* _What is required_
Set down precisely the lines from the line with "Extract all readable text from this page." through the end of the material, inclusive, and no pictures.

[Stored entries]
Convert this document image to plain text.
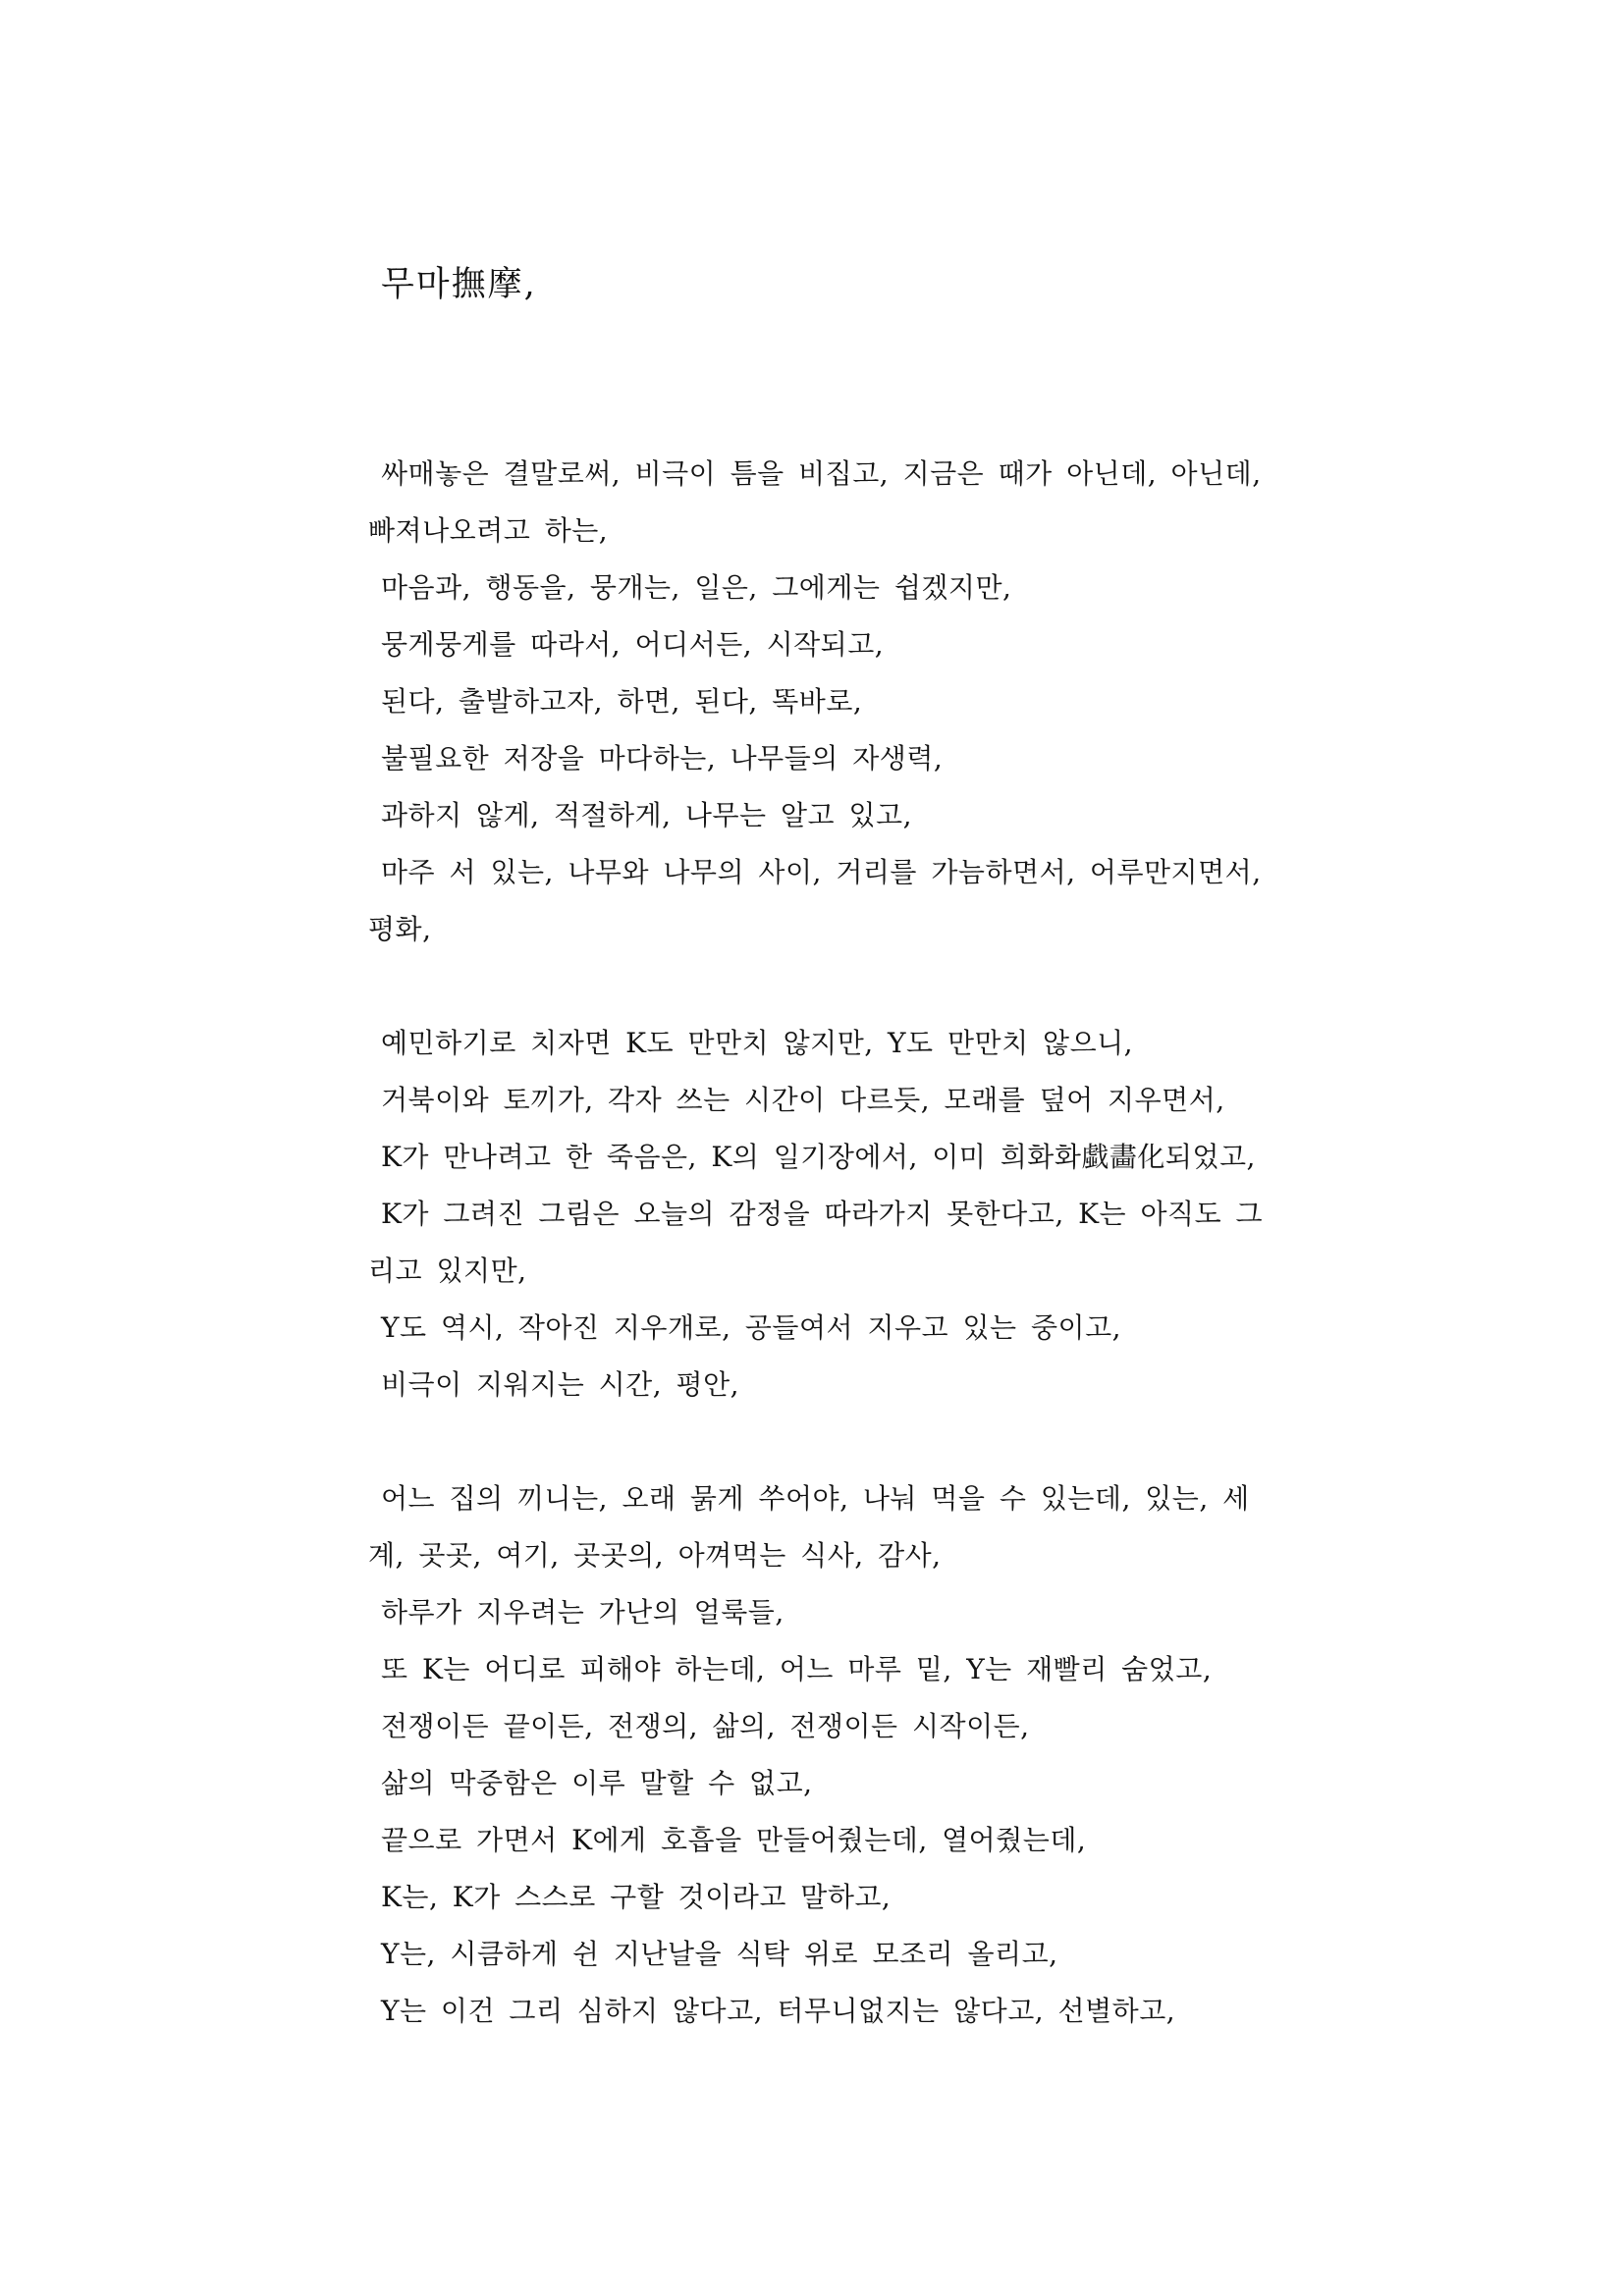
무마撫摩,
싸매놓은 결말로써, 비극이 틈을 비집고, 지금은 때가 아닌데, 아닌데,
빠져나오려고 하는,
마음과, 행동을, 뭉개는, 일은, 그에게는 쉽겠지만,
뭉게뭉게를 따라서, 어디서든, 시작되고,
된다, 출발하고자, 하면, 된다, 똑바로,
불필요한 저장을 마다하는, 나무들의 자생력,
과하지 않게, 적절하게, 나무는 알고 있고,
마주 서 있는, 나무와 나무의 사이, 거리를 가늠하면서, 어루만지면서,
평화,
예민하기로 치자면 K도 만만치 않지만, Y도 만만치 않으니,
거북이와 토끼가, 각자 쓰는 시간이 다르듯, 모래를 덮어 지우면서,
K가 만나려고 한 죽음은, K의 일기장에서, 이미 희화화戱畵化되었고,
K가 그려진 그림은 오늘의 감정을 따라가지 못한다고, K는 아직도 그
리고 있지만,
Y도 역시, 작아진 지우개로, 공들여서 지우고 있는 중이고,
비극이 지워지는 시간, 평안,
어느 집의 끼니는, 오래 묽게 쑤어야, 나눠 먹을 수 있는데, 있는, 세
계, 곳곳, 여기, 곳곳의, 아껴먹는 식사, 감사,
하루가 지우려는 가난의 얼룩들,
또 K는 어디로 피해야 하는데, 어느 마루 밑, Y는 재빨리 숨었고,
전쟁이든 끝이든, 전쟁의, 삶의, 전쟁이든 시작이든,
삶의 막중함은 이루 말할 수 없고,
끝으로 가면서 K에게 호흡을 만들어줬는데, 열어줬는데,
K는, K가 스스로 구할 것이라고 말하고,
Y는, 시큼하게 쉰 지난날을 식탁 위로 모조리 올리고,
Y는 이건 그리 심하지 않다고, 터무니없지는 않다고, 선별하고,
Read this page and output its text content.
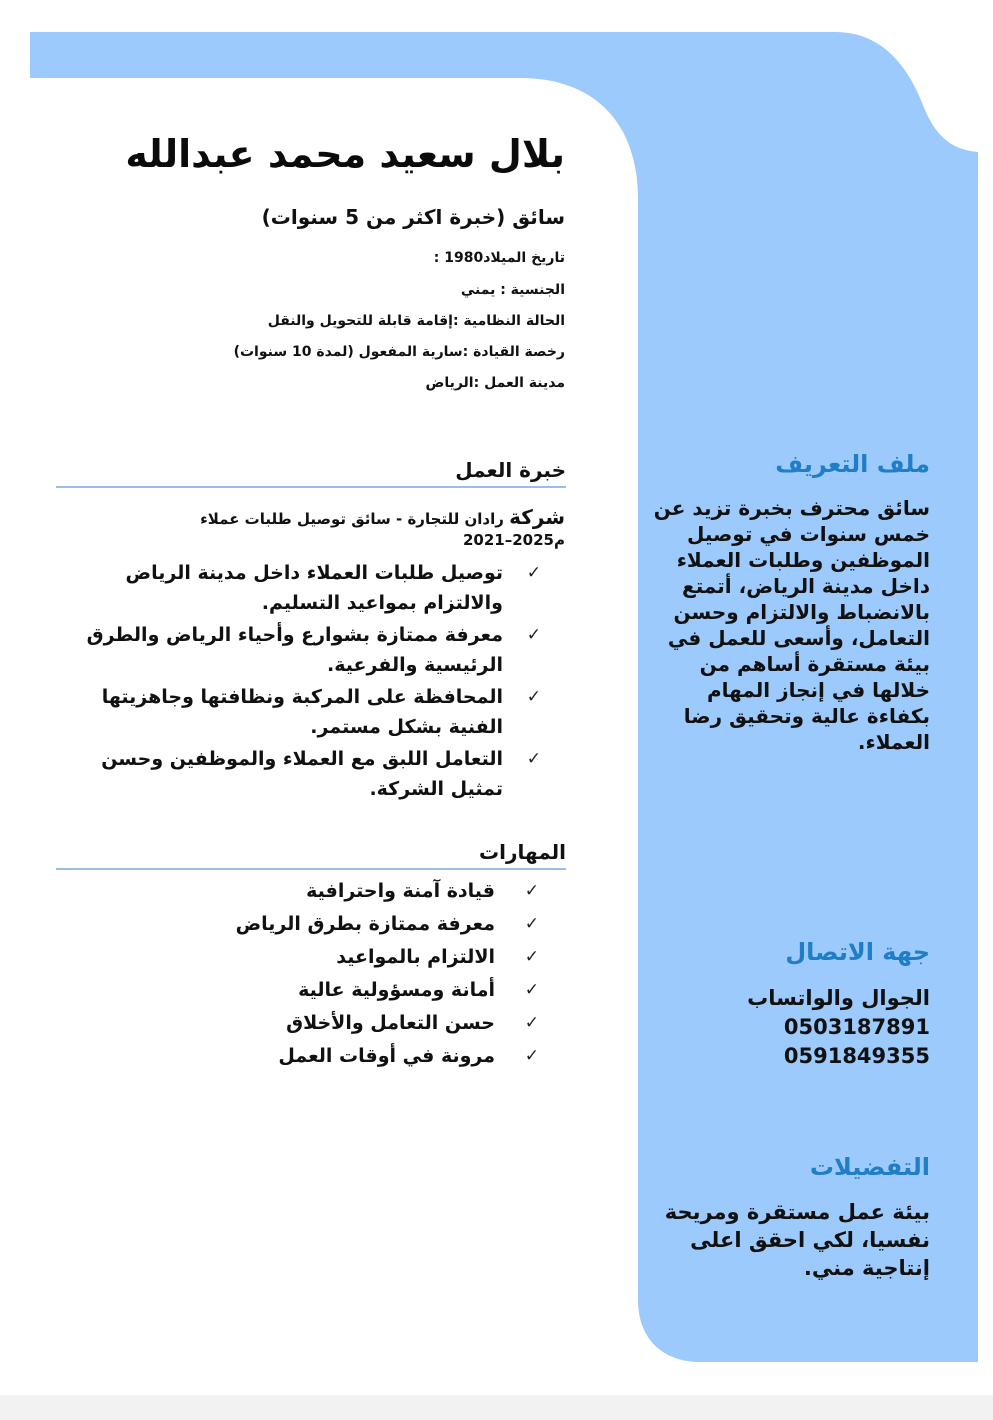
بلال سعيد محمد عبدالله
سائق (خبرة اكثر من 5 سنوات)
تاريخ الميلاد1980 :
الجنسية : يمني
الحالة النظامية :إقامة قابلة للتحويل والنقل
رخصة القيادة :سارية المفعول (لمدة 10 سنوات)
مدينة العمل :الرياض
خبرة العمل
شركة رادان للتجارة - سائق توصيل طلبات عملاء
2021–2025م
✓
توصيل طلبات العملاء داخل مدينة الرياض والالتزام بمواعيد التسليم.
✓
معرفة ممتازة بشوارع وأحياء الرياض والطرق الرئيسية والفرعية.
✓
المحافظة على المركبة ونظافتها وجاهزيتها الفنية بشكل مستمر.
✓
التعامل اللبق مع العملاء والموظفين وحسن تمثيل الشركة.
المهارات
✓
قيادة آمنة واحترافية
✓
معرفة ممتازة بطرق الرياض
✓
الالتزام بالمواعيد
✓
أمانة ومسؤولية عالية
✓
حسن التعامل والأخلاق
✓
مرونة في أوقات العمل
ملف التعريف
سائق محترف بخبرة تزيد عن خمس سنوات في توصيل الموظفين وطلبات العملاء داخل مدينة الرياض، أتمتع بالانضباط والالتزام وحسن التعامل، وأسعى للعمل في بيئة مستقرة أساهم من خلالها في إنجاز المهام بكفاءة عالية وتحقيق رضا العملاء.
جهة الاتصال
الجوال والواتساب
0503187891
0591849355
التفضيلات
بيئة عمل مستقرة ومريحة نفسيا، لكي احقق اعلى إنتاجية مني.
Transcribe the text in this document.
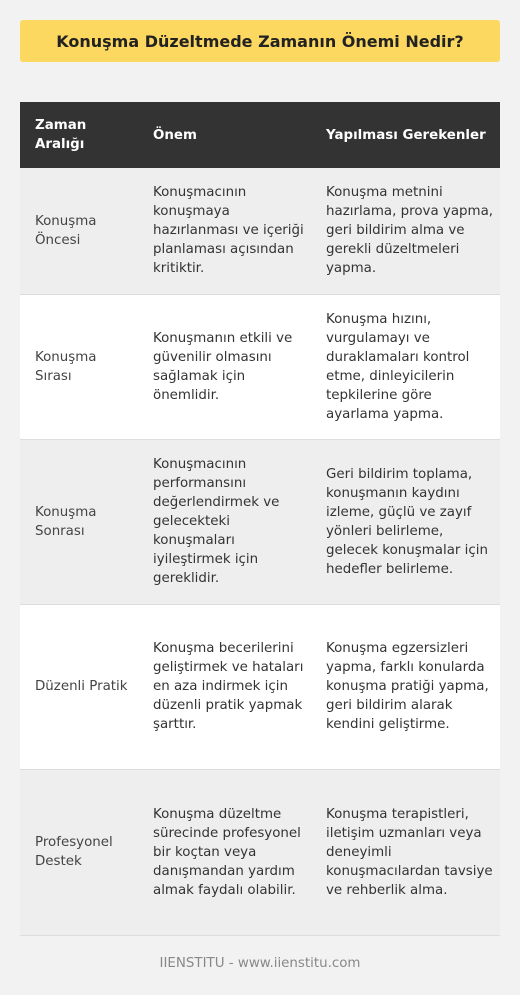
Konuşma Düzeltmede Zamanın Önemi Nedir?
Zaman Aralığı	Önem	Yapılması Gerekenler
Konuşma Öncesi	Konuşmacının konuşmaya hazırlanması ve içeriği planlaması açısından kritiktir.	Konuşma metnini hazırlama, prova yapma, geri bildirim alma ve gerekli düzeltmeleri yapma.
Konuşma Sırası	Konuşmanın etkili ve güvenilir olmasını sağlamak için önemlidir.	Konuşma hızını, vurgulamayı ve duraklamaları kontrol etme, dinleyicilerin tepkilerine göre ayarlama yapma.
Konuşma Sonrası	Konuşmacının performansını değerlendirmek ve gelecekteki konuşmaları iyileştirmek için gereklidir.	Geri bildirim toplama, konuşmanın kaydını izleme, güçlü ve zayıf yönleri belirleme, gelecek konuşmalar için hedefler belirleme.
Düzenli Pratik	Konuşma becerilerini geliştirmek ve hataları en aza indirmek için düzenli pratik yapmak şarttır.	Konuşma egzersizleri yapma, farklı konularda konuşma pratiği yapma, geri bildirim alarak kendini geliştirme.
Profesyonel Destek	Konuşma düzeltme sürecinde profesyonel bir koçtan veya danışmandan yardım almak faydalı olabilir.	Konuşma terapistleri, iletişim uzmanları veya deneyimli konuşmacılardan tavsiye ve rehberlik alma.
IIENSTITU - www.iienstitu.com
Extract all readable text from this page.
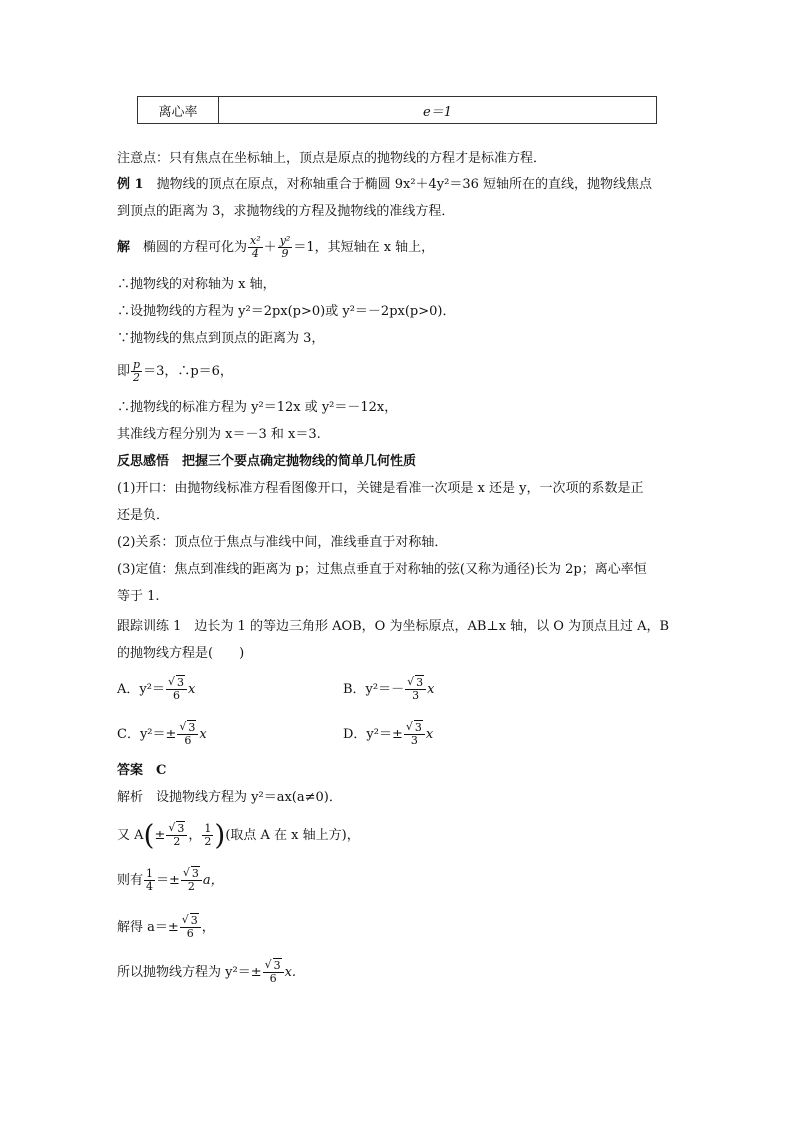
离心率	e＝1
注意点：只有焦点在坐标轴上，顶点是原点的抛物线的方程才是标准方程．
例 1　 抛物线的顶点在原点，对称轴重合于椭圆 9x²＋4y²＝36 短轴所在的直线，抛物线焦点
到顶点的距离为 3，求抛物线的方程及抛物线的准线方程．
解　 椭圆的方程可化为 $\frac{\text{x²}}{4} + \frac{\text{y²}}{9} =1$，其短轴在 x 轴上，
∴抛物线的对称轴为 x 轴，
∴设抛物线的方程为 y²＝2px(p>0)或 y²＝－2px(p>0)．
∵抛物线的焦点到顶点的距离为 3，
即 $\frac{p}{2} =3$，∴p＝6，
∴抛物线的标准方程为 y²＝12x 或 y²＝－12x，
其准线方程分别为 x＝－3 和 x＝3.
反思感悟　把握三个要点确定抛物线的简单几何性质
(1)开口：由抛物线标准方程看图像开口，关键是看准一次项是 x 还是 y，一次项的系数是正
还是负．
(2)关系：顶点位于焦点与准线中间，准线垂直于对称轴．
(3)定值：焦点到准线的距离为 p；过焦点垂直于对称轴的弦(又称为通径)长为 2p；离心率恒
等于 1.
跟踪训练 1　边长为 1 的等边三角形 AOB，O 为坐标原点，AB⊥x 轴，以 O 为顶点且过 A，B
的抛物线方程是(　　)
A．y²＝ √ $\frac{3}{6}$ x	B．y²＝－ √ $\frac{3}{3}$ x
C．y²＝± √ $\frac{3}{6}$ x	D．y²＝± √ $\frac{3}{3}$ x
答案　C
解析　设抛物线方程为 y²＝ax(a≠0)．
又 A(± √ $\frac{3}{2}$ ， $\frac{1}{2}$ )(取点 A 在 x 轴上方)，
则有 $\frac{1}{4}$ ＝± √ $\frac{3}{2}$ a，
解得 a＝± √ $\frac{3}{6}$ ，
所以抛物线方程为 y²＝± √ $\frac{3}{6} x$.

* _Correct result_
Extract all readable text from this page.
离心率	e＝1
注意点：只有焦点在坐标轴上，顶点是原点的抛物线的方程才是标准方程．
例 1　 抛物线的顶点在原点，对称轴重合于椭圆 9x²＋4y²＝36 短轴所在的直线，抛物线焦点
到顶点的距离为 3，求抛物线的方程及抛物线的准线方程．
解　 椭圆的方程可化为 $\frac{\text{x²}}{4} + \frac{\text{y²}}{9} =1$，其短轴在 x 轴上，
∴抛物线的对称轴为 x 轴，
∴设抛物线的方程为 y²＝2px(p>0)或 y²＝－2px(p>0)．
∵抛物线的焦点到顶点的距离为 3，
即 $\frac{p}{2} =3$，∴p＝6，
∴抛物线的标准方程为 y²＝12x 或 y²＝－12x，
其准线方程分别为 x＝－3 和 x＝3.
反思感悟　把握三个要点确定抛物线的简单几何性质
(1)开口：由抛物线标准方程看图像开口，关键是看准一次项是 x 还是 y，一次项的系数是正
还是负．
(2)关系：顶点位于焦点与准线中间，准线垂直于对称轴．
(3)定值：焦点到准线的距离为 p；过焦点垂直于对称轴的弦(又称为通径)长为 2p；离心率恒
等于 1.
跟踪训练 1　边长为 1 的等边三角形 AOB，O 为坐标原点，AB⊥x 轴，以 O 为顶点且过 A，B
的抛物线方程是(　　)
A．y²＝ √ $\frac{3}{6}$ x	B．y²＝－ √ $\frac{3}{3}$ x
C．y²＝± √ $\frac{3}{6}$ x	D．y²＝± √ $\frac{3}{3}$ x
答案　C
解析　设抛物线方程为 y²＝ax(a≠0)．
又 A(± √ $\frac{3}{2}$ ， $\frac{1}{2}$ )(取点 A 在 x 轴上方)，
则有 $\frac{1}{4}$ ＝± √ $\frac{3}{2}$ a，
解得 a＝± √ $\frac{3}{6}$ ，
所以抛物线方程为 y²＝± √ $\frac{3}{6} x$.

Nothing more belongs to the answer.